- [Direction] Here are some records; return them all exactly.
— Start —
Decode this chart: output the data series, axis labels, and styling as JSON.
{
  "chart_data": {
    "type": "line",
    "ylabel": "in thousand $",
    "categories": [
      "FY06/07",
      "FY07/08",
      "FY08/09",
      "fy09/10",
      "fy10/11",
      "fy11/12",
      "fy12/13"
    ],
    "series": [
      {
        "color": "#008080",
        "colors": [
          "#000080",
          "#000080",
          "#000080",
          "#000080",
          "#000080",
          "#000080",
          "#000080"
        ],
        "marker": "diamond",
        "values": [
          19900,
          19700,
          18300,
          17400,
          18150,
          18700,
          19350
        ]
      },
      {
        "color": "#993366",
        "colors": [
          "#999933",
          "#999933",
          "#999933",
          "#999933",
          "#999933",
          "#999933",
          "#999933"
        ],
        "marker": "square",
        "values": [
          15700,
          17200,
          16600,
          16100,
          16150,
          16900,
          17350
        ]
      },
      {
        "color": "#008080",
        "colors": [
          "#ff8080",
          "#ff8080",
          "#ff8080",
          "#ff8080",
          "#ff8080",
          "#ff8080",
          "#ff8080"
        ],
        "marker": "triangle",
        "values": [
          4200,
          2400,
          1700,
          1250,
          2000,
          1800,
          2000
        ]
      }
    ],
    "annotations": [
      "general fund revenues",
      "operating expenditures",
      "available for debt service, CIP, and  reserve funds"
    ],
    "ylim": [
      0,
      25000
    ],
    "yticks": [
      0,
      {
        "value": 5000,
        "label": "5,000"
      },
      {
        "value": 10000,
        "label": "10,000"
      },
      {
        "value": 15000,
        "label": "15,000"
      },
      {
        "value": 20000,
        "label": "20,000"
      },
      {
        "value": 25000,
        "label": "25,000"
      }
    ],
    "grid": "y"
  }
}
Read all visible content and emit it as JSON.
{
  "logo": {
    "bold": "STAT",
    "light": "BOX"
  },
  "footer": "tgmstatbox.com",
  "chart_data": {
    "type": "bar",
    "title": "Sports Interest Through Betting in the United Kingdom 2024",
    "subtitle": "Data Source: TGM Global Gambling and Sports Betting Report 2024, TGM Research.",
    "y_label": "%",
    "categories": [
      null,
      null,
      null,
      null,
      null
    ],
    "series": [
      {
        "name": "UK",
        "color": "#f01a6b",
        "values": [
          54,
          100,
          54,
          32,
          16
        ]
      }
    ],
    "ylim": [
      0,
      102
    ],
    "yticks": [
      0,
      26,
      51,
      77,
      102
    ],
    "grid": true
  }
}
— End —
- [The reply]
Decode this chart: output the data series, axis labels, and styling as JSON.
{
  "chart_data": {
    "type": "line",
    "ylabel": "in thousand $",
    "categories": [
      "FY06/07",
      "FY07/08",
      "FY08/09",
      "fy09/10",
      "fy10/11",
      "fy11/12",
      "fy12/13"
    ],
    "series": [
      {
        "color": "#008080",
        "colors": [
          "#000080",
          "#000080",
          "#000080",
          "#000080",
          "#000080",
          "#000080",
          "#000080"
        ],
        "marker": "diamond",
        "values": [
          19900,
          19700,
          18300,
          17400,
          18150,
          18700,
          19350
        ]
      },
      {
        "color": "#993366",
        "colors": [
          "#999933",
          "#999933",
          "#999933",
          "#999933",
          "#999933",
          "#999933",
          "#999933"
        ],
        "marker": "square",
        "values": [
          15700,
          17200,
          16600,
          16100,
          16150,
          16900,
          17350
        ]
      },
      {
        "color": "#008080",
        "colors": [
          "#ff8080",
          "#ff8080",
          "#ff8080",
          "#ff8080",
          "#ff8080",
          "#ff8080",
          "#ff8080"
        ],
        "marker": "triangle",
        "values": [
          4200,
          2400,
          1700,
          1250,
          2000,
          1800,
          2000
        ]
      }
    ],
    "annotations": [
      "general fund revenues",
      "operating expenditures",
      "available for debt service, CIP, and  reserve funds"
    ],
    "ylim": [
      0,
      25000
    ],
    "yticks": [
      0,
      {
        "value": 5000,
        "label": "5,000"
      },
      {
        "value": 10000,
        "label": "10,000"
      },
      {
        "value": 15000,
        "label": "15,000"
      },
      {
        "value": 20000,
        "label": "20,000"
      },
      {
        "value": 25000,
        "label": "25,000"
      }
    ],
    "grid": "y"
  }
}
Read all visible content and emit it as JSON.
{
  "logo": {
    "bold": "STAT",
    "light": "BOX"
  },
  "footer": "tgmstatbox.com",
  "chart_data": {
    "type": "bar",
    "title": "Sports Interest Through Betting in the United Kingdom 2024",
    "subtitle": "Data Source: TGM Global Gambling and Sports Betting Report 2024, TGM Research.",
    "y_label": "%",
    "categories": [
      null,
      null,
      null,
      null,
      null
    ],
    "series": [
      {
        "name": "UK",
        "color": "#f01a6b",
        "values": [
          54,
          100,
          54,
          32,
          16
        ]
      }
    ],
    "ylim": [
      0,
      102
    ],
    "yticks": [
      0,
      26,
      51,
      77,
      102
    ],
    "grid": true
  }
}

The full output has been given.